* start *
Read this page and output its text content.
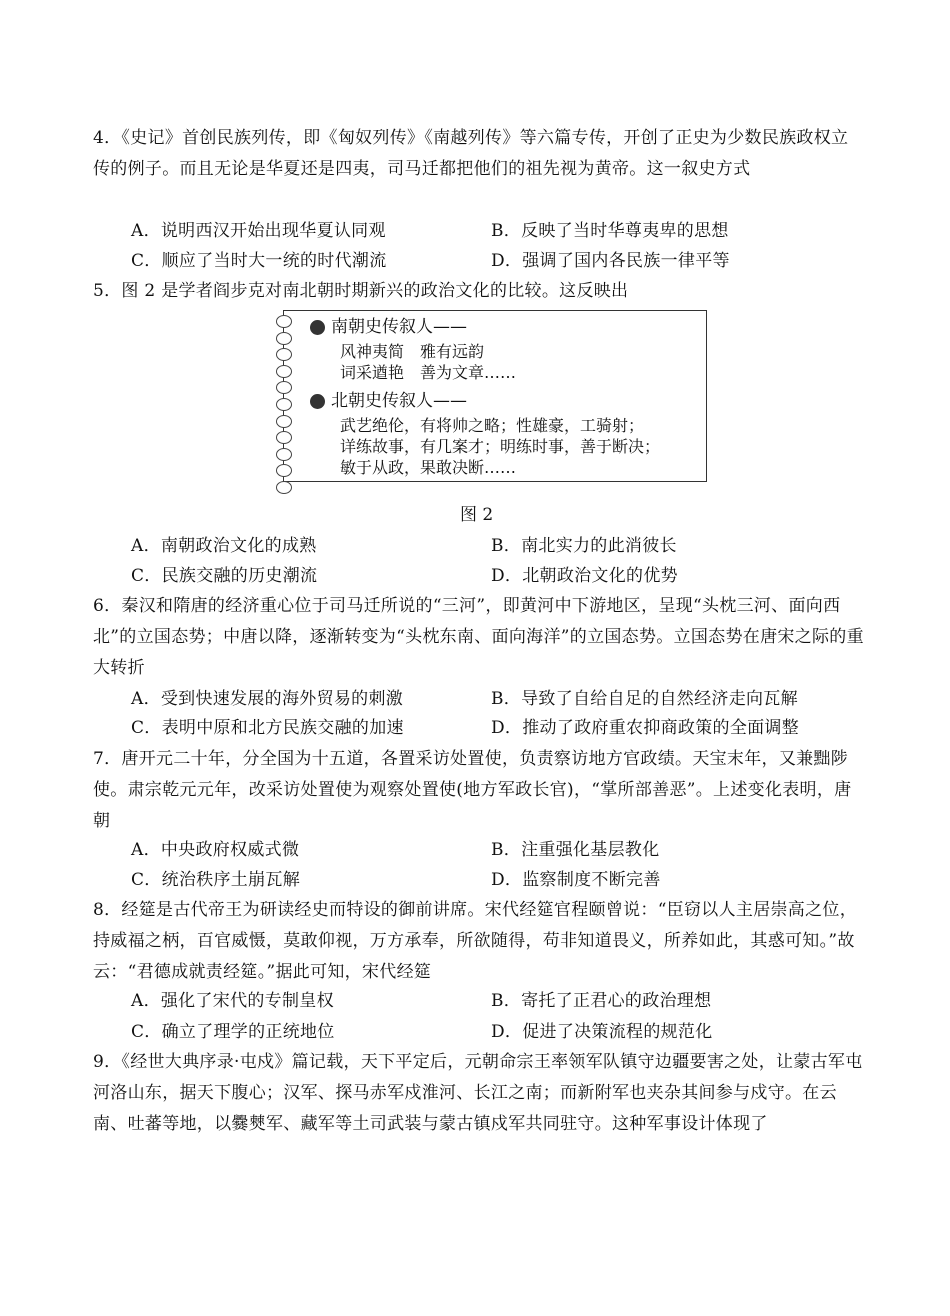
4．《史记》首创民族列传，即《匈奴列传》《南越列传》等六篇专传，开创了正史为少数民族政权立传的例子。而且无论是华夏还是四夷，司马迁都把他们的祖先视为黄帝。这一叙史方式
A．说明西汉开始出现华夏认同观	B．反映了当时华尊夷卑的思想
C．顺应了当时大一统的时代潮流	D．强调了国内各民族一律平等
5．图 2 是学者阎步克对南北朝时期新兴的政治文化的比较。这反映出
南朝史传叙人——
风神夷简　雅有远韵
词采遒艳　善为文章……
北朝史传叙人——
武艺绝伦，有将帅之略；性雄豪，工骑射；
详练故事，有几案才；明练时事，善于断决；
敏于从政，果敢决断……
图 2
A．南朝政治文化的成熟	B．南北实力的此消彼长
C．民族交融的历史潮流	D．北朝政治文化的优势
6．秦汉和隋唐的经济重心位于司马迁所说的“三河”，即黄河中下游地区，呈现“头枕三河、面向西北”的立国态势；中唐以降，逐渐转变为“头枕东南、面向海洋”的立国态势。立国态势在唐宋之际的重大转折
A．受到快速发展的海外贸易的刺激	B．导致了自给自足的自然经济走向瓦解
C．表明中原和北方民族交融的加速	D．推动了政府重农抑商政策的全面调整
7．唐开元二十年，分全国为十五道，各置采访处置使，负责察访地方官政绩。天宝末年，又兼黜陟使。肃宗乾元元年，改采访处置使为观察处置使(地方军政长官)，“掌所部善恶”。上述变化表明，唐朝
A．中央政府权威式微	B．注重强化基层教化
C．统治秩序土崩瓦解	D．监察制度不断完善
8．经筵是古代帝王为研读经史而特设的御前讲席。宋代经筵官程颐曾说：“臣窃以人主居崇高之位，持威福之柄，百官威慑，莫敢仰视，万方承奉，所欲随得，苟非知道畏义，所养如此，其惑可知。”故云：“君德成就责经筵。”据此可知，宋代经筵
A．强化了宋代的专制皇权	B．寄托了正君心的政治理想
C．确立了理学的正统地位	D．促进了决策流程的规范化
9．《经世大典序录·屯戍》篇记载，天下平定后，元朝命宗王率领军队镇守边疆要害之处，让蒙古军屯河洛山东，据天下腹心；汉军、探马赤军戍淮河、长江之南；而新附军也夹杂其间参与戍守。在云南、吐蕃等地，以爨僰军、藏军等土司武装与蒙古镇戍军共同驻守。这种军事设计体现了
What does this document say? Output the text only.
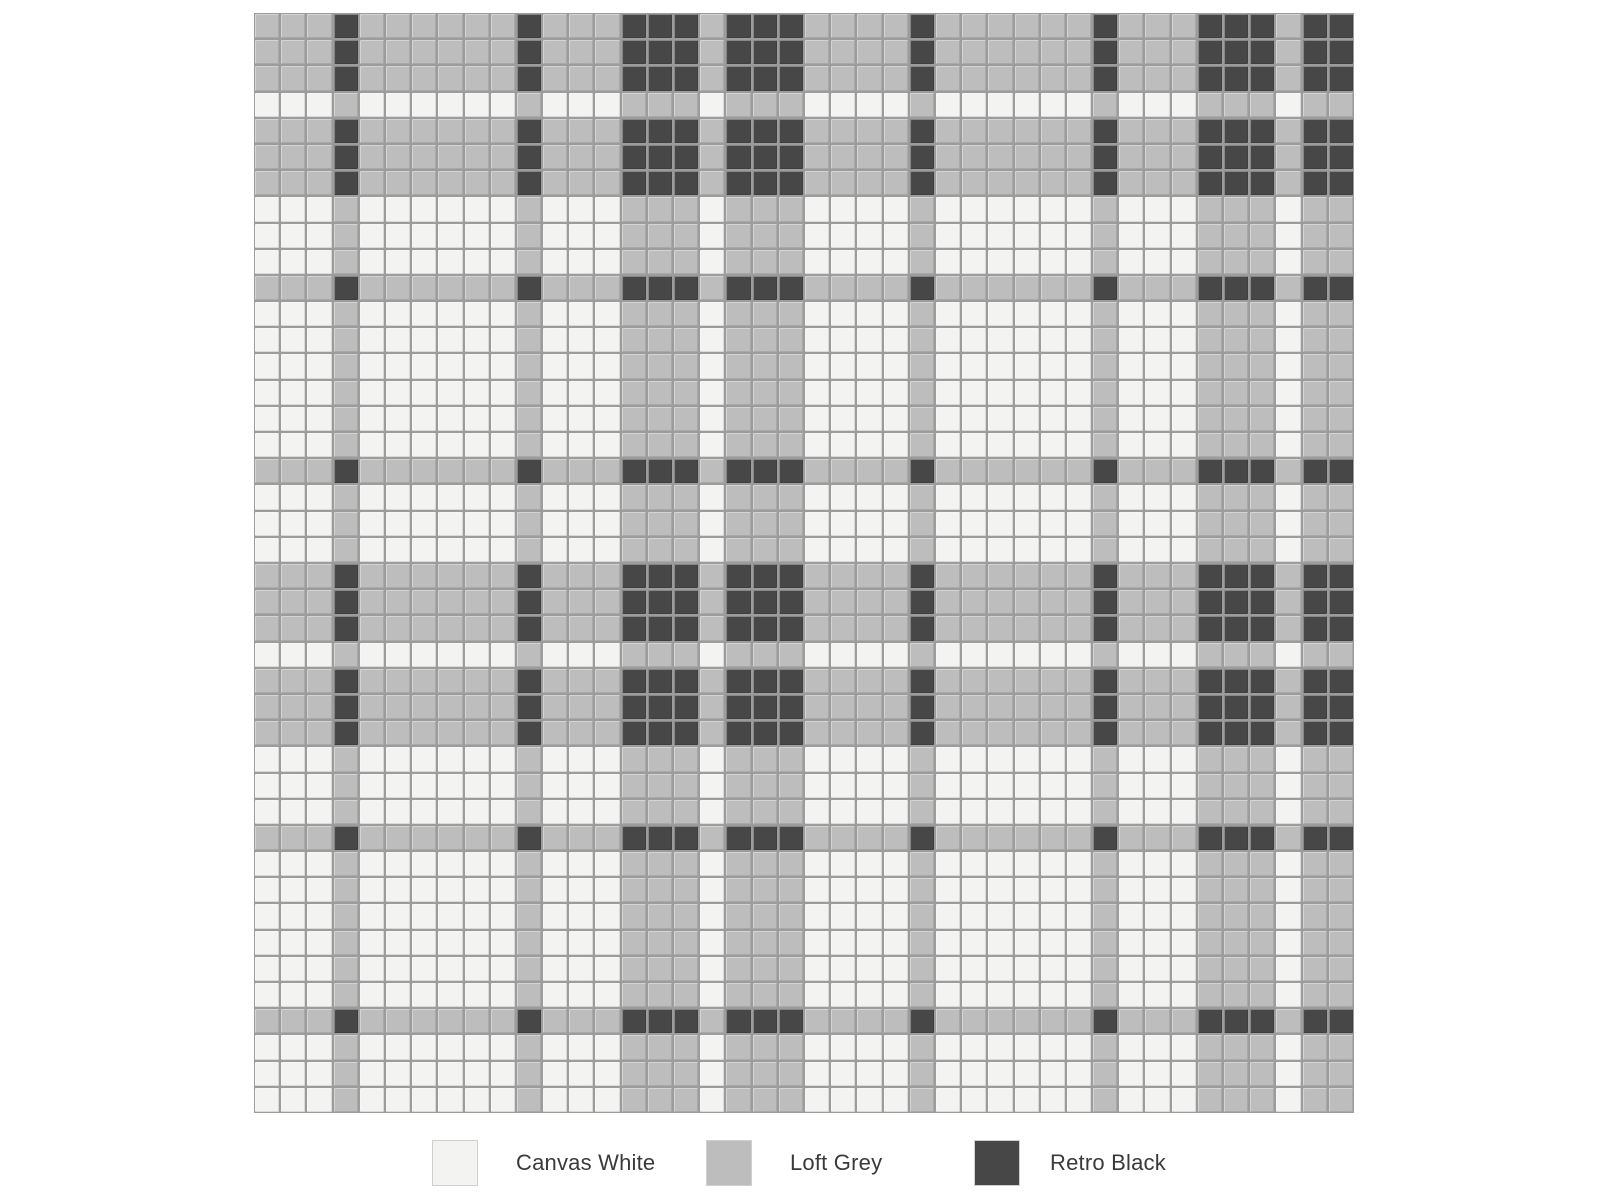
Canvas White	Loft Grey	Retro Black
* end *
§ YOUR TASK: Exclude all images and restate the records above word for word.

§ WORKED SOLUTION:
Read this page and output its text content.
4．《史记》首创民族列传，即《匈奴列传》《南越列传》等六篇专传，开创了正史为少数民族政权立传的例子。而且无论是华夏还是四夷，司马迁都把他们的祖先视为黄帝。这一叙史方式
A．说明西汉开始出现华夏认同观	B．反映了当时华尊夷卑的思想
C．顺应了当时大一统的时代潮流	D．强调了国内各民族一律平等
5．图 2 是学者阎步克对南北朝时期新兴的政治文化的比较。这反映出
南朝史传叙人——
风神夷简　雅有远韵
词采遒艳　善为文章……
北朝史传叙人——
武艺绝伦，有将帅之略；性雄豪，工骑射；
详练故事，有几案才；明练时事，善于断决；
敏于从政，果敢决断……
图 2
A．南朝政治文化的成熟	B．南北实力的此消彼长
C．民族交融的历史潮流	D．北朝政治文化的优势
6．秦汉和隋唐的经济重心位于司马迁所说的“三河”，即黄河中下游地区，呈现“头枕三河、面向西北”的立国态势；中唐以降，逐渐转变为“头枕东南、面向海洋”的立国态势。立国态势在唐宋之际的重大转折
A．受到快速发展的海外贸易的刺激	B．导致了自给自足的自然经济走向瓦解
C．表明中原和北方民族交融的加速	D．推动了政府重农抑商政策的全面调整
7．唐开元二十年，分全国为十五道，各置采访处置使，负责察访地方官政绩。天宝末年，又兼黜陟使。肃宗乾元元年，改采访处置使为观察处置使(地方军政长官)，“掌所部善恶”。上述变化表明，唐朝
A．中央政府权威式微	B．注重强化基层教化
C．统治秩序土崩瓦解	D．监察制度不断完善
8．经筵是古代帝王为研读经史而特设的御前讲席。宋代经筵官程颐曾说：“臣窃以人主居崇高之位，持威福之柄，百官威慑，莫敢仰视，万方承奉，所欲随得，苟非知道畏义，所养如此，其惑可知。”故云：“君德成就责经筵。”据此可知，宋代经筵
A．强化了宋代的专制皇权	B．寄托了正君心的政治理想
C．确立了理学的正统地位	D．促进了决策流程的规范化
9．《经世大典序录·屯戍》篇记载，天下平定后，元朝命宗王率领军队镇守边疆要害之处，让蒙古军屯河洛山东，据天下腹心；汉军、探马赤军戍淮河、长江之南；而新附军也夹杂其间参与戍守。在云南、吐蕃等地，以爨僰军、藏军等土司武装与蒙古镇戍军共同驻守。这种军事设计体现了
What does this document say? Output the text only.
Canvas White	Loft Grey	Retro Black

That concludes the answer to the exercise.